**What is asked**
Search the records for the word "document" and pick out every line that has it.

☆ ☆ ☆ ☆

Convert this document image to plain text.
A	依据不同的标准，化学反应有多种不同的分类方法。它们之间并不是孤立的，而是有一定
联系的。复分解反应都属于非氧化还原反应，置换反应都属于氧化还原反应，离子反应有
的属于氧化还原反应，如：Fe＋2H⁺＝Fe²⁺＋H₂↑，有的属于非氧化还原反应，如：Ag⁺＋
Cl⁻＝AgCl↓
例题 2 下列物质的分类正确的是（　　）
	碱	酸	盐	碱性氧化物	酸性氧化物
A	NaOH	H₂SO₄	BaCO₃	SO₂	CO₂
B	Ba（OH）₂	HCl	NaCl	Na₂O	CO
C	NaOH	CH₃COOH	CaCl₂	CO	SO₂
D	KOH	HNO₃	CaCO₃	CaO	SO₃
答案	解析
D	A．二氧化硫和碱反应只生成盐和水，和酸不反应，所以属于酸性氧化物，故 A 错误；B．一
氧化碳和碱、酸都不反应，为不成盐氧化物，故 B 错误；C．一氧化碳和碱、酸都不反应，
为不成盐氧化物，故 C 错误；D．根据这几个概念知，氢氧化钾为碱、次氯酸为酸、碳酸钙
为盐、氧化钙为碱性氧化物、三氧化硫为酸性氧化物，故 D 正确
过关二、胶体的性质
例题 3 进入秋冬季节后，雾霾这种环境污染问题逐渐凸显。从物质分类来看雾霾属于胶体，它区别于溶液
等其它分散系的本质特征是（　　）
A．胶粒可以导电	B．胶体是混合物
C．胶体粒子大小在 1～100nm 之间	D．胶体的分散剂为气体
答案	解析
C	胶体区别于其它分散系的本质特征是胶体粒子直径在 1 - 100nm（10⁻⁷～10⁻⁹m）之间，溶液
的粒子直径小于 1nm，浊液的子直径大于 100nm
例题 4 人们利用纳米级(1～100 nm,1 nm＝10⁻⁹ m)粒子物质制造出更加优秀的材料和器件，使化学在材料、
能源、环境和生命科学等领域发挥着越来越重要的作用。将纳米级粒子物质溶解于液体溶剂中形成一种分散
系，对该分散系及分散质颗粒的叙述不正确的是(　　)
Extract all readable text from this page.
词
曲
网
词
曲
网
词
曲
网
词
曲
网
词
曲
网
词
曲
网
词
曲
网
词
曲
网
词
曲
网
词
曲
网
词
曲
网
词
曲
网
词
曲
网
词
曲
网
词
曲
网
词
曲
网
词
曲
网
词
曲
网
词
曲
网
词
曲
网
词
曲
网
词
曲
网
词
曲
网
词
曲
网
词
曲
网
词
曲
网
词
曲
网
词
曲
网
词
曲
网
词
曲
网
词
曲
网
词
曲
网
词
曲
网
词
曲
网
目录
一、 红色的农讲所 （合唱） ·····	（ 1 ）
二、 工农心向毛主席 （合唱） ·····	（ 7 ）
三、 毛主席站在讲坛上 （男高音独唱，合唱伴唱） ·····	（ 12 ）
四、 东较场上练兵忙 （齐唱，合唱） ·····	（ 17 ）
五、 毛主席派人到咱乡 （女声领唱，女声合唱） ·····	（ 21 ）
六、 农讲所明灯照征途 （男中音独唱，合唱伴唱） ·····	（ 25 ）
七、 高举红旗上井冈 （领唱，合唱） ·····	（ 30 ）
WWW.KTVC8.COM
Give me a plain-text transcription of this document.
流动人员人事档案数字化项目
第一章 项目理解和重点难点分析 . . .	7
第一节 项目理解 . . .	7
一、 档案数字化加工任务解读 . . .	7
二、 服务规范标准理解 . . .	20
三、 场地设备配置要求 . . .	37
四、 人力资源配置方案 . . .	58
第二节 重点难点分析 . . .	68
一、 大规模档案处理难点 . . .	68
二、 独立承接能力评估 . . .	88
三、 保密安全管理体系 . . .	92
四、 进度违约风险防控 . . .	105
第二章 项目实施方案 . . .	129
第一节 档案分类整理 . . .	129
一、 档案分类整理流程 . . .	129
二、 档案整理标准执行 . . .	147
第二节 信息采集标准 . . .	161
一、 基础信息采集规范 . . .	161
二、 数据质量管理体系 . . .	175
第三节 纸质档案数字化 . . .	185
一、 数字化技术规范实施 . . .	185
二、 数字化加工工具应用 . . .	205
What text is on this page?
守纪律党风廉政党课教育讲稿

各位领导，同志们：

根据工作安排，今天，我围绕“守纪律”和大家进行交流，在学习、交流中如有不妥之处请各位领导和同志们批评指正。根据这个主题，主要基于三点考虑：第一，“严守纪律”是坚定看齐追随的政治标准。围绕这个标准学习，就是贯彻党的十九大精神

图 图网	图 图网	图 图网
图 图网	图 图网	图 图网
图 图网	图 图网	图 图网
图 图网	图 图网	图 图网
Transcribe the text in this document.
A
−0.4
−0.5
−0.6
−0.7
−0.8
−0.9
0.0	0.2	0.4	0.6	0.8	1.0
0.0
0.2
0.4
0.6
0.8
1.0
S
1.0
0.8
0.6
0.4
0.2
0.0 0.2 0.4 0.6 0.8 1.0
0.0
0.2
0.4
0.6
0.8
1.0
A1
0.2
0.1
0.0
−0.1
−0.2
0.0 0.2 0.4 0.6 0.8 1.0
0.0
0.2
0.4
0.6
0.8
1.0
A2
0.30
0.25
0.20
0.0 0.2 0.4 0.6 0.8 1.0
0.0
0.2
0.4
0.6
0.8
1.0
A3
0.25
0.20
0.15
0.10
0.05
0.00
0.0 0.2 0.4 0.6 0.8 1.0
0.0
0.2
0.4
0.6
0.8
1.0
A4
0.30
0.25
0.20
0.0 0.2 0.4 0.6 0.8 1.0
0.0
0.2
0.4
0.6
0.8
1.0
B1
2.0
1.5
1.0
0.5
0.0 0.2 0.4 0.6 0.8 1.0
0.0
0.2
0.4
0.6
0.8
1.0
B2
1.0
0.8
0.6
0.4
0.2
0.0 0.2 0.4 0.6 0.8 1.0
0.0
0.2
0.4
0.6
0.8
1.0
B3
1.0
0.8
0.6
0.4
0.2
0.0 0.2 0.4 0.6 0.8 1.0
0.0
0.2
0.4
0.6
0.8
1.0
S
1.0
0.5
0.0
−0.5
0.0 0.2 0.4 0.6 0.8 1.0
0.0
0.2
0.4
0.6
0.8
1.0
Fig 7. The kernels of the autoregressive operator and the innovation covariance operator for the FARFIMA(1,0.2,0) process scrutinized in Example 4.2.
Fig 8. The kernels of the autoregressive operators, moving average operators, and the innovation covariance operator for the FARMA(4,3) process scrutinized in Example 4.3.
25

☆ ☆ ☆ ☆

**The output**
Convert this document image to plain text.
Give me a plain-text transcription of this document.
Transcribe the text in this document.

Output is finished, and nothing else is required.